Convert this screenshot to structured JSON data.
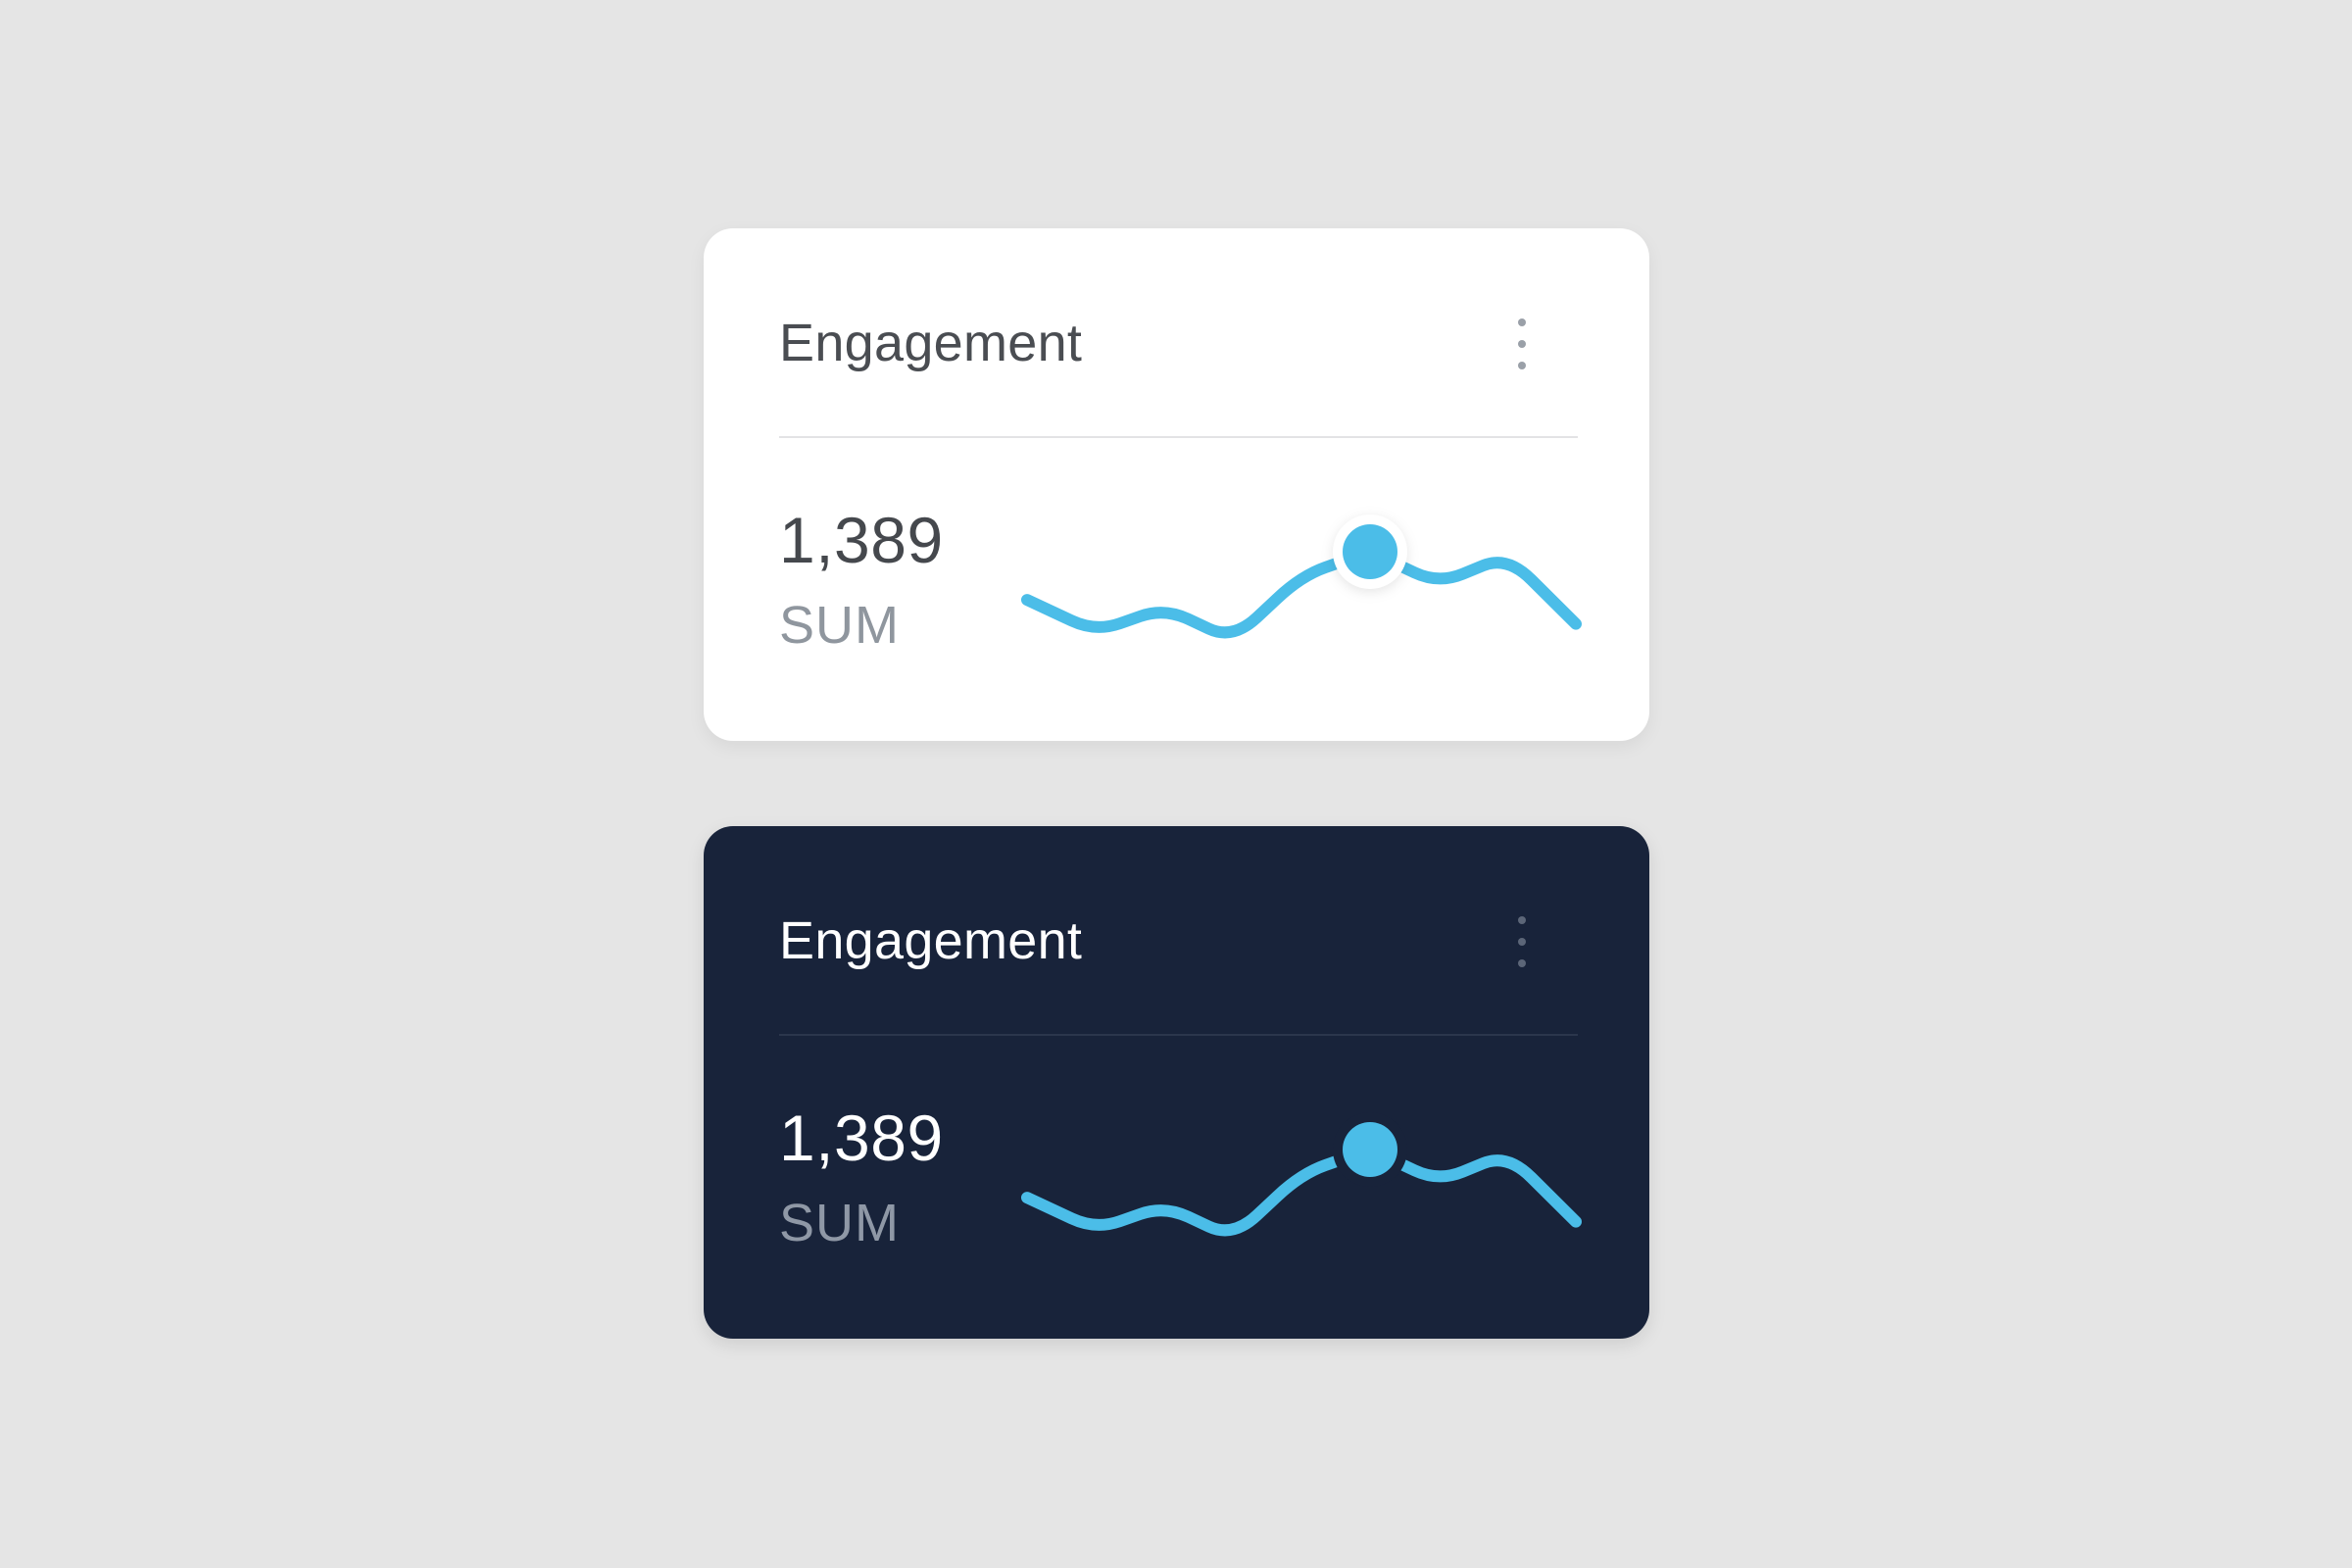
{
  "colors": {
    "background": "#e5e5e5",
    "accent": "#4bbde8",
    "light_card": "#ffffff",
    "dark_card": "#18233a"
  },
  "cards": [
    {
      "theme": "light",
      "title": "Engagement",
      "menu_icon": "vertical-dots-icon",
      "value": "1,389",
      "label": "SUM"
    },
    {
      "theme": "dark",
      "title": "Engagement",
      "menu_icon": "vertical-dots-icon",
      "value": "1,389",
      "label": "SUM"
    }
  ],
  "chart_data": [
    {
      "type": "line",
      "x": [
        0,
        1,
        2,
        3,
        4,
        5,
        6,
        7,
        8
      ],
      "series": [
        {
          "values": [
            0.4,
            0,
            0.3,
            -0.1,
            0.7,
            1,
            0.6,
            0.95,
            0.1
          ]
        }
      ],
      "highlight_index": 5,
      "grid": false
    },
    {
      "type": "line",
      "x": [
        0,
        1,
        2,
        3,
        4,
        5,
        6,
        7,
        8
      ],
      "series": [
        {
          "values": [
            0.4,
            0,
            0.3,
            -0.1,
            0.7,
            1,
            0.6,
            0.95,
            0.1
          ]
        }
      ],
      "highlight_index": 5,
      "grid": false
    }
  ]
}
################
### Task to complete
Without including any picture, repeat the data exactly.

### Final result
Convert this screenshot to structured JSON data.
{
  "colors": {
    "background": "#e5e5e5",
    "accent": "#4bbde8",
    "light_card": "#ffffff",
    "dark_card": "#18233a"
  },
  "cards": [
    {
      "theme": "light",
      "title": "Engagement",
      "menu_icon": "vertical-dots-icon",
      "value": "1,389",
      "label": "SUM"
    },
    {
      "theme": "dark",
      "title": "Engagement",
      "menu_icon": "vertical-dots-icon",
      "value": "1,389",
      "label": "SUM"
    }
  ],
  "chart_data": [
    {
      "type": "line",
      "x": [
        0,
        1,
        2,
        3,
        4,
        5,
        6,
        7,
        8
      ],
      "series": [
        {
          "values": [
            0.4,
            0,
            0.3,
            -0.1,
            0.7,
            1,
            0.6,
            0.95,
            0.1
          ]
        }
      ],
      "highlight_index": 5,
      "grid": false
    },
    {
      "type": "line",
      "x": [
        0,
        1,
        2,
        3,
        4,
        5,
        6,
        7,
        8
      ],
      "series": [
        {
          "values": [
            0.4,
            0,
            0.3,
            -0.1,
            0.7,
            1,
            0.6,
            0.95,
            0.1
          ]
        }
      ],
      "highlight_index": 5,
      "grid": false
    }
  ]
}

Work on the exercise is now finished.